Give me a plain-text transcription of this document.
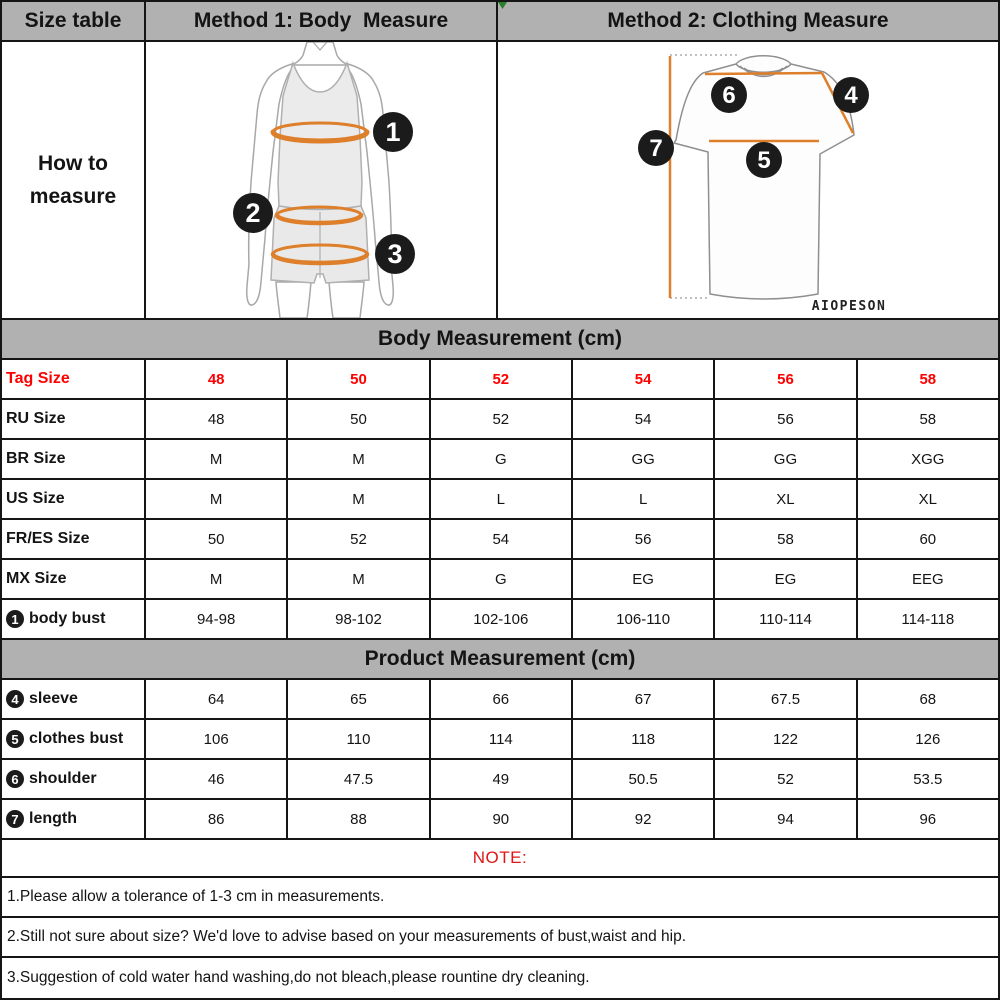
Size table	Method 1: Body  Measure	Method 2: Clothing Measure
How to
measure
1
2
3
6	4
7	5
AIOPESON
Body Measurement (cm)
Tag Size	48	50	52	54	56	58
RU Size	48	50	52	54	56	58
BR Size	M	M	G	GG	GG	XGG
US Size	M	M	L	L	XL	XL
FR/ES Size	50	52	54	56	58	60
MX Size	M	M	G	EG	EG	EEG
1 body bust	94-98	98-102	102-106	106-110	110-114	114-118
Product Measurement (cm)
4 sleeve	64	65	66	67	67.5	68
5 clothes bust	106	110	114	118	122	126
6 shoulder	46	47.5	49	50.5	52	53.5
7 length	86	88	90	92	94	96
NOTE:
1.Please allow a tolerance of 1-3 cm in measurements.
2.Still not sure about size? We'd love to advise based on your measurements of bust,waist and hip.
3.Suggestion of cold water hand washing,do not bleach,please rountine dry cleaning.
▬▬▬▬▬▬▬▬▬▬
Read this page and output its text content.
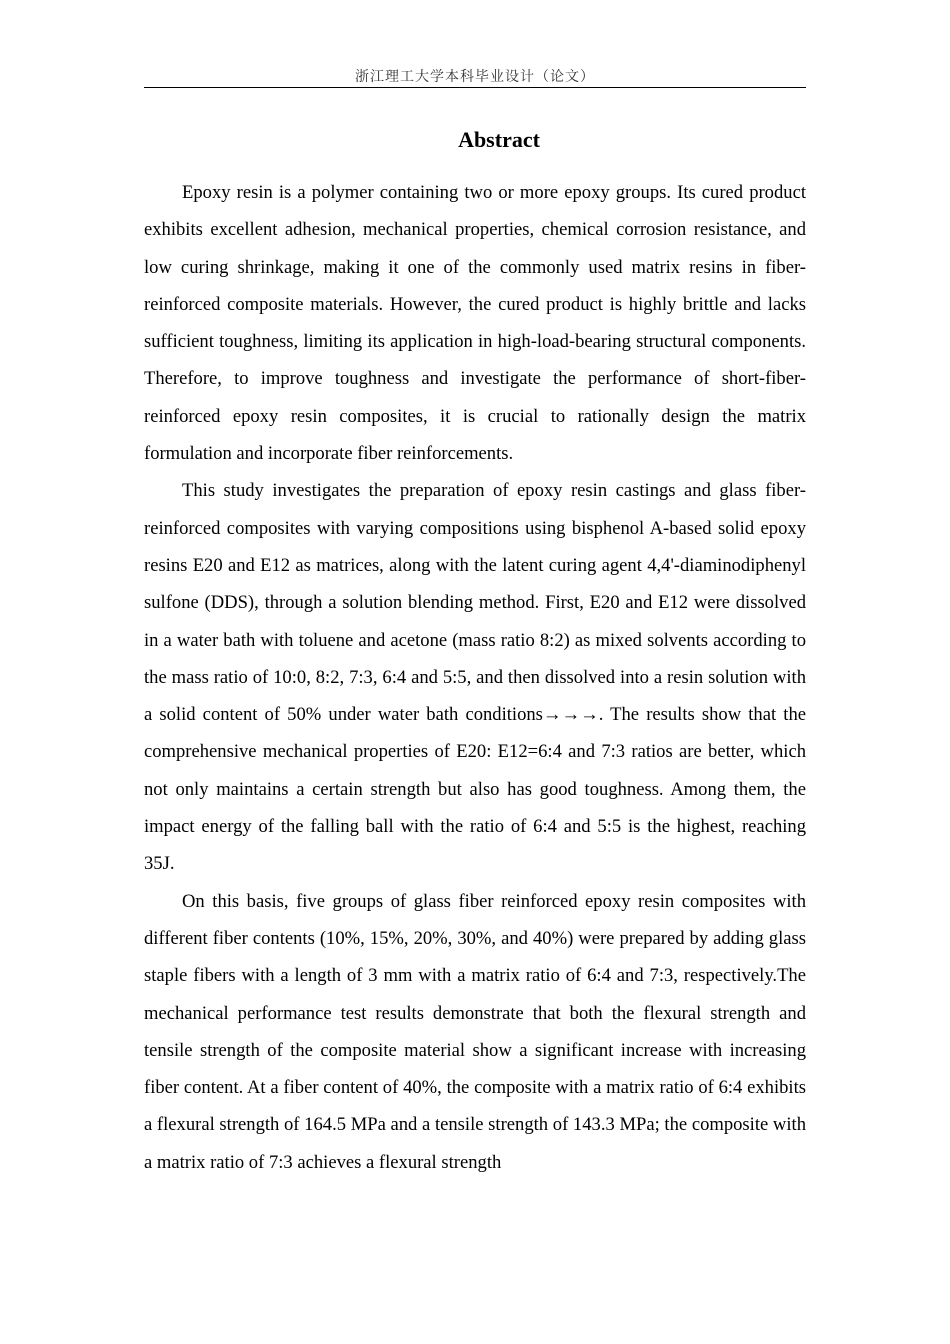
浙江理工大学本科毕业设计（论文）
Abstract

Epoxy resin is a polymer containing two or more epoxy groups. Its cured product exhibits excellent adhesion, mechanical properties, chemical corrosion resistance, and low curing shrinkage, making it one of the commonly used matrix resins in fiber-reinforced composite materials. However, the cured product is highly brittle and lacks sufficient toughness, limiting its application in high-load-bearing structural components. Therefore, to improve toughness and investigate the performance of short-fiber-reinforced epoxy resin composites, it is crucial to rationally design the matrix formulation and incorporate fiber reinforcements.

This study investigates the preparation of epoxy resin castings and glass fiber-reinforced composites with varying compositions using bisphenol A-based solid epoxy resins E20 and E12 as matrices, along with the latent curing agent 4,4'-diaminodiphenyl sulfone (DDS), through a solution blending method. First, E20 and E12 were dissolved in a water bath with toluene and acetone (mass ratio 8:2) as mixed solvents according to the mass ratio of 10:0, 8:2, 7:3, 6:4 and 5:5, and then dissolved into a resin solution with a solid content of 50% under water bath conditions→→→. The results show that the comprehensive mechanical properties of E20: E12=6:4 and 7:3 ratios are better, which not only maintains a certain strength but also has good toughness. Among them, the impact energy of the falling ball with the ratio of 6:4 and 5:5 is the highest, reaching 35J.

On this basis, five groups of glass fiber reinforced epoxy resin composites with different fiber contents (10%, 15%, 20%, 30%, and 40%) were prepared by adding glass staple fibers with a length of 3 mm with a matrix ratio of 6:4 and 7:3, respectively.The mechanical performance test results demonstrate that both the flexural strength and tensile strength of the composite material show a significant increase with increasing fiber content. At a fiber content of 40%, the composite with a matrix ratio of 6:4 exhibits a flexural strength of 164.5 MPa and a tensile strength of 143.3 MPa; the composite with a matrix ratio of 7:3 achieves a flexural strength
▬▬▬▬▬▬▬▬▬▬
WHAT TO DO: Tell how many lines above contain the word "bust". Give the number alone.

COMPLETE RESPONSE: 3